MATERIAL:

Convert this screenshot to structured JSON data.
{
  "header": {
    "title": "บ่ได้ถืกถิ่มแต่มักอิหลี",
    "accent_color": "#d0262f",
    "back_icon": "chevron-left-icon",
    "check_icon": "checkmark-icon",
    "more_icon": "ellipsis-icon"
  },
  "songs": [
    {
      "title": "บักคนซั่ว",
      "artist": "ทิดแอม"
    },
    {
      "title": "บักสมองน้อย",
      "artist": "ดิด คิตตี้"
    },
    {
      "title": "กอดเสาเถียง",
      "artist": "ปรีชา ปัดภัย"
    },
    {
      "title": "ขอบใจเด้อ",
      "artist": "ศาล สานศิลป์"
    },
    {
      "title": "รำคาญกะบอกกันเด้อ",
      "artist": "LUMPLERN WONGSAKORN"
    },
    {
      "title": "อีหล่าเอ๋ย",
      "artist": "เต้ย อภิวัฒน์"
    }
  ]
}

EXERCISE:
Take the records above and return them exactly as written.

OUTPUT OF THE EXERCISE:
Convert this screenshot to structured JSON data.
{
  "header": {
    "title": "บ่ได้ถืกถิ่มแต่มักอิหลี",
    "accent_color": "#d0262f",
    "back_icon": "chevron-left-icon",
    "check_icon": "checkmark-icon",
    "more_icon": "ellipsis-icon"
  },
  "songs": [
    {
      "title": "บักคนซั่ว",
      "artist": "ทิดแอม"
    },
    {
      "title": "บักสมองน้อย",
      "artist": "ดิด คิตตี้"
    },
    {
      "title": "กอดเสาเถียง",
      "artist": "ปรีชา ปัดภัย"
    },
    {
      "title": "ขอบใจเด้อ",
      "artist": "ศาล สานศิลป์"
    },
    {
      "title": "รำคาญกะบอกกันเด้อ",
      "artist": "LUMPLERN WONGSAKORN"
    },
    {
      "title": "อีหล่าเอ๋ย",
      "artist": "เต้ย อภิวัฒน์"
    }
  ]
}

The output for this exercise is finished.